=== Exercise input ===

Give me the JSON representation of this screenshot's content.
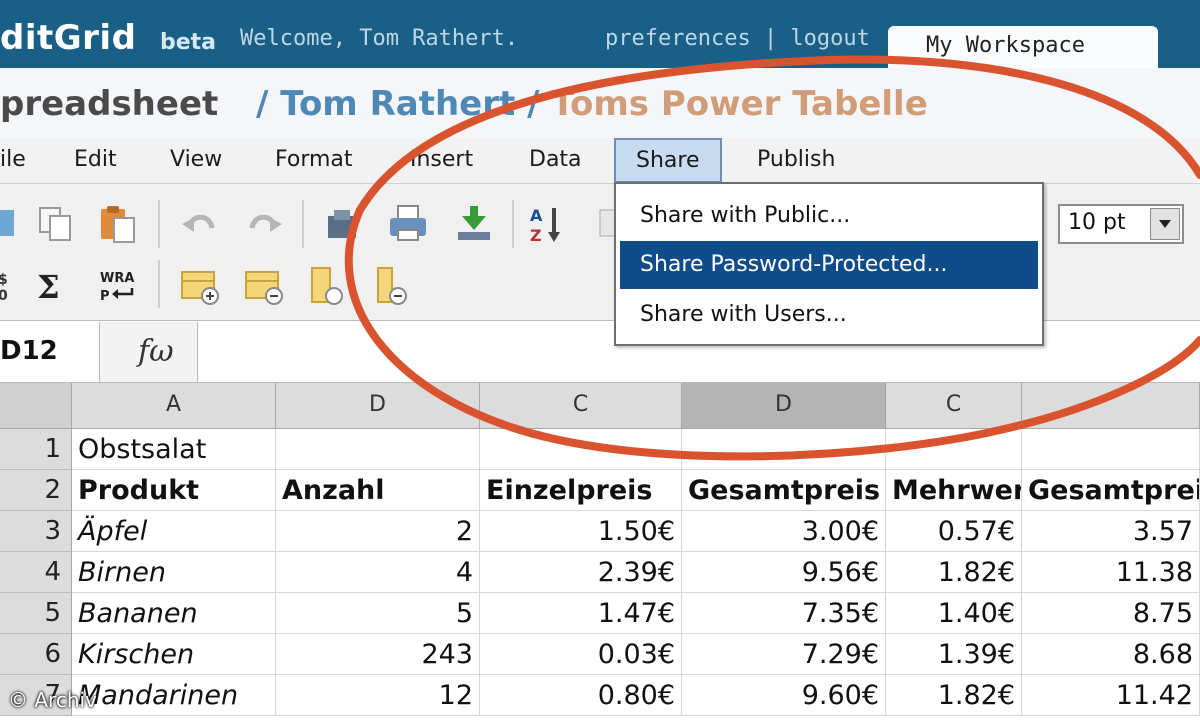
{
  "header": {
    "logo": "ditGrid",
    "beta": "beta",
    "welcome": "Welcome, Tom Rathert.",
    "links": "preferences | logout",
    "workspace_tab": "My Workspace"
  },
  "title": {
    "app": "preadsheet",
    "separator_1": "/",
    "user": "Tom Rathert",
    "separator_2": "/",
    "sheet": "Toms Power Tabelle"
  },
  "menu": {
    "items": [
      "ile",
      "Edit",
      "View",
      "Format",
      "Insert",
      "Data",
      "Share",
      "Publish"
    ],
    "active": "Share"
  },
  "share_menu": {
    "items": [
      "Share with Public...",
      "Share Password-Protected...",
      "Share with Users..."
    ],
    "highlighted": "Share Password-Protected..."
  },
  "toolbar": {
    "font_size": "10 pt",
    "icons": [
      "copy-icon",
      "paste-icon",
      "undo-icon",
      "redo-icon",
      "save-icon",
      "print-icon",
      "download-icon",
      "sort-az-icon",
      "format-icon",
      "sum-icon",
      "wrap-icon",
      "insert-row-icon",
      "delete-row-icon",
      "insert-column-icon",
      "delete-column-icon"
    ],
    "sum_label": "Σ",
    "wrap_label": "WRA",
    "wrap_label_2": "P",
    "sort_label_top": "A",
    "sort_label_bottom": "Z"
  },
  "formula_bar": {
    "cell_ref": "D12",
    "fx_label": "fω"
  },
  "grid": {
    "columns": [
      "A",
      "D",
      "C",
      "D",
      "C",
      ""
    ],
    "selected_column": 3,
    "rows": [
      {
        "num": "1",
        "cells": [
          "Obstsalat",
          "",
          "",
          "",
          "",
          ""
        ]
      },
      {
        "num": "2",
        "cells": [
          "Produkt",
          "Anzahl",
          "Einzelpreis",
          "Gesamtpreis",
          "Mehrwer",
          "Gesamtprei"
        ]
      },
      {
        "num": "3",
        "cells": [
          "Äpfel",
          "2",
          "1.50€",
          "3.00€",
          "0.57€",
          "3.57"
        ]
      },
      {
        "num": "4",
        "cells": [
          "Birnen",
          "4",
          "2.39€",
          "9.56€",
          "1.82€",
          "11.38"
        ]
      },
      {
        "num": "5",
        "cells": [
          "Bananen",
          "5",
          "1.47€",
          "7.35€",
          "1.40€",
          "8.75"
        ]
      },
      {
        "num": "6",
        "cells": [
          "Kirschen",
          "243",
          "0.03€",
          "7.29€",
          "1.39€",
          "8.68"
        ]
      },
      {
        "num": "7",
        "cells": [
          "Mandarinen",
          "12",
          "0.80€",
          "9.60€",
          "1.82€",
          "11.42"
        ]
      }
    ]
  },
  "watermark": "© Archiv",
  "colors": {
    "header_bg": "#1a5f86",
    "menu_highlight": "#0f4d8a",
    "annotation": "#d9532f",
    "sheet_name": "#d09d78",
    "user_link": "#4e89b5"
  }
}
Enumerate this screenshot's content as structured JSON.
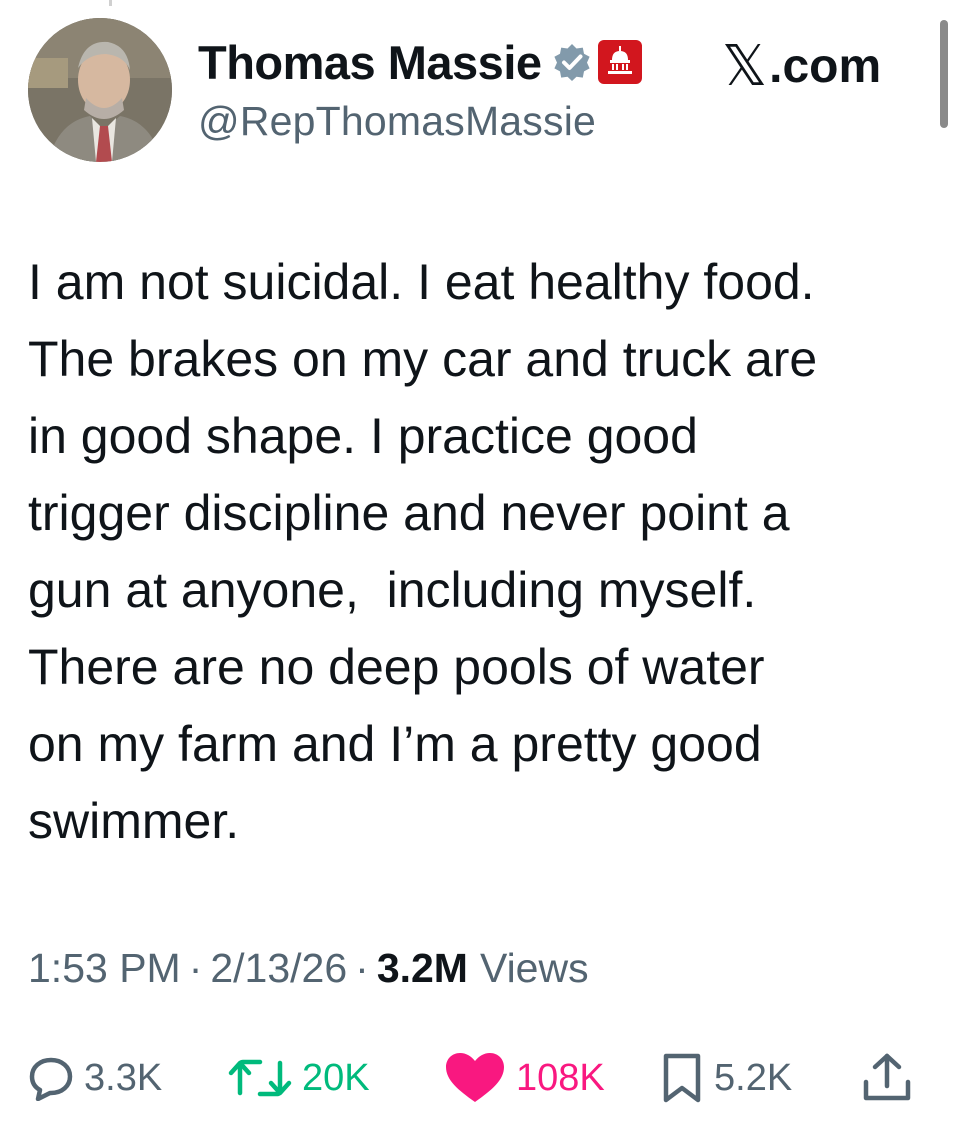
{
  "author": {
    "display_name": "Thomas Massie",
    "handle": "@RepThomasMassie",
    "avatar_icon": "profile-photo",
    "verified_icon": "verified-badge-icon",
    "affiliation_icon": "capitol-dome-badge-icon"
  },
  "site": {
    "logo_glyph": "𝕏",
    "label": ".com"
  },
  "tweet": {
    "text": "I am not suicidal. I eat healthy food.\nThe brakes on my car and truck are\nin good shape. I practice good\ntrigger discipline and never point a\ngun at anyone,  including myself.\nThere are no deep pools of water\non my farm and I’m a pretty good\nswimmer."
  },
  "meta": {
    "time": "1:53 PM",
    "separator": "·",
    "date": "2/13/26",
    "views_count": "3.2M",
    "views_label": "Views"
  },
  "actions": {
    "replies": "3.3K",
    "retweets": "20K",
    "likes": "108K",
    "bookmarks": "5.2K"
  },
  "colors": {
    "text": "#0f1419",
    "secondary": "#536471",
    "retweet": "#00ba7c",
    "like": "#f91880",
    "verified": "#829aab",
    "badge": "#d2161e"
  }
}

===
=== Exercise input ===

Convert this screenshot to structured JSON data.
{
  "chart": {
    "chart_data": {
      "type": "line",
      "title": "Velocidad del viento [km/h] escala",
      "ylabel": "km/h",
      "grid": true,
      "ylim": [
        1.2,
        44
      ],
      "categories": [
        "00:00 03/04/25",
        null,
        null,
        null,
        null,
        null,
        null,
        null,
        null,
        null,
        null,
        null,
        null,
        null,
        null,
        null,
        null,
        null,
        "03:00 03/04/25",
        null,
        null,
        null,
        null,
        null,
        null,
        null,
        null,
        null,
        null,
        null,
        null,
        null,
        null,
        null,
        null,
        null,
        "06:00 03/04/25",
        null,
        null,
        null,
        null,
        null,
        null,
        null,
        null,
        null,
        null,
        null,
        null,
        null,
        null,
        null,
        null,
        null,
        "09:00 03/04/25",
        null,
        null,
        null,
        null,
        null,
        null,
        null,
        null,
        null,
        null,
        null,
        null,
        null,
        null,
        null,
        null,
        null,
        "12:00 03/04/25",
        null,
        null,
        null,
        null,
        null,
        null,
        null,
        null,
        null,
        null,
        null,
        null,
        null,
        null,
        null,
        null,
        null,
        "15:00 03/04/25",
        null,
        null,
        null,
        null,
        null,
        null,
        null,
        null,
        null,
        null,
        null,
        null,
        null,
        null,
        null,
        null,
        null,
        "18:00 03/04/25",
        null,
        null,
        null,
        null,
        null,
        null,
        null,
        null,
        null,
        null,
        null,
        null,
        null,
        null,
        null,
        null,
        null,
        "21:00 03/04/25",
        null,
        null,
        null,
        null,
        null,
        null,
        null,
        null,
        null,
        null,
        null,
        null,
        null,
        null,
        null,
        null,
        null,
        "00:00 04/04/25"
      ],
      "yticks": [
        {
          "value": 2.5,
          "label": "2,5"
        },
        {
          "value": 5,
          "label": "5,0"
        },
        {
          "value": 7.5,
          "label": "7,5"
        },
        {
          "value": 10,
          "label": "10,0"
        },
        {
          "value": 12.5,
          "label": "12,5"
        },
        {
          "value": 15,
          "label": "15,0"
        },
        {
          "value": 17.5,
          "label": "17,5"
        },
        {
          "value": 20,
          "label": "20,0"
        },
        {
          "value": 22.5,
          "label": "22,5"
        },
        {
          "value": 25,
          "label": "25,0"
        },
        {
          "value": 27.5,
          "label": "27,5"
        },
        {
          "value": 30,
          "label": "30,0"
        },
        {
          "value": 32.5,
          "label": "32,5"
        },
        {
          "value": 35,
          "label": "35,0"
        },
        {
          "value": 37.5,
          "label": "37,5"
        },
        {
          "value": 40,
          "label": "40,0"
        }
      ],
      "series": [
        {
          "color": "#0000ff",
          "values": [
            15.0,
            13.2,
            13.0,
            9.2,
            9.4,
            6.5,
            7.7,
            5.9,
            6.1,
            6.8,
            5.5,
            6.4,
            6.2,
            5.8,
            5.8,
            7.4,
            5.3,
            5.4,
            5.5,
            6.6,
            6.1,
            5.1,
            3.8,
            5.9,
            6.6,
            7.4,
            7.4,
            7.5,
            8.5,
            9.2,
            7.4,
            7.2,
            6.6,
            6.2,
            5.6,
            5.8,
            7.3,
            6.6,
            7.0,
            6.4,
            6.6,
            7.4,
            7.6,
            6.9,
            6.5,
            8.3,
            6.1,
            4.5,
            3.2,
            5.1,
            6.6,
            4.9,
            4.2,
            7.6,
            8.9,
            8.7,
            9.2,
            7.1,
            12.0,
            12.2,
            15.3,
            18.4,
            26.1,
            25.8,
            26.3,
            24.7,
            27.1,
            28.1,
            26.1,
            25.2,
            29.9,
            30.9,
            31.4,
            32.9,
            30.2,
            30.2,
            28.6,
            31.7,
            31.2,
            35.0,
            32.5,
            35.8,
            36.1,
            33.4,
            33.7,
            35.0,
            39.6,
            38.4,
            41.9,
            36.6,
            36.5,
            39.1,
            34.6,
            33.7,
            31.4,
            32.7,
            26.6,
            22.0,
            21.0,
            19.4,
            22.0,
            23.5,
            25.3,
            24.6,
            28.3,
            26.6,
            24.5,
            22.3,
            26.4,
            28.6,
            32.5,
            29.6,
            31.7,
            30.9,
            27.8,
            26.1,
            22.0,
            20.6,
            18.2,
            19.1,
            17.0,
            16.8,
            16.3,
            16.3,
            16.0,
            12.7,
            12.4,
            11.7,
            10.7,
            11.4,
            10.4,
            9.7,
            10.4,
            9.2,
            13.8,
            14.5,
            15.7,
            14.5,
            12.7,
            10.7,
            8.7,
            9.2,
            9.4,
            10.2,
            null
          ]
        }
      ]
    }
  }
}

===

-- Requirements --
Every line that holds the word "screenshot" should be extracted.

-- The solution --
Give me the JSON representation of this screenshot's content.
Enumerate this screenshot's content as structured JSON.
Convert this screenshot to structured JSON data.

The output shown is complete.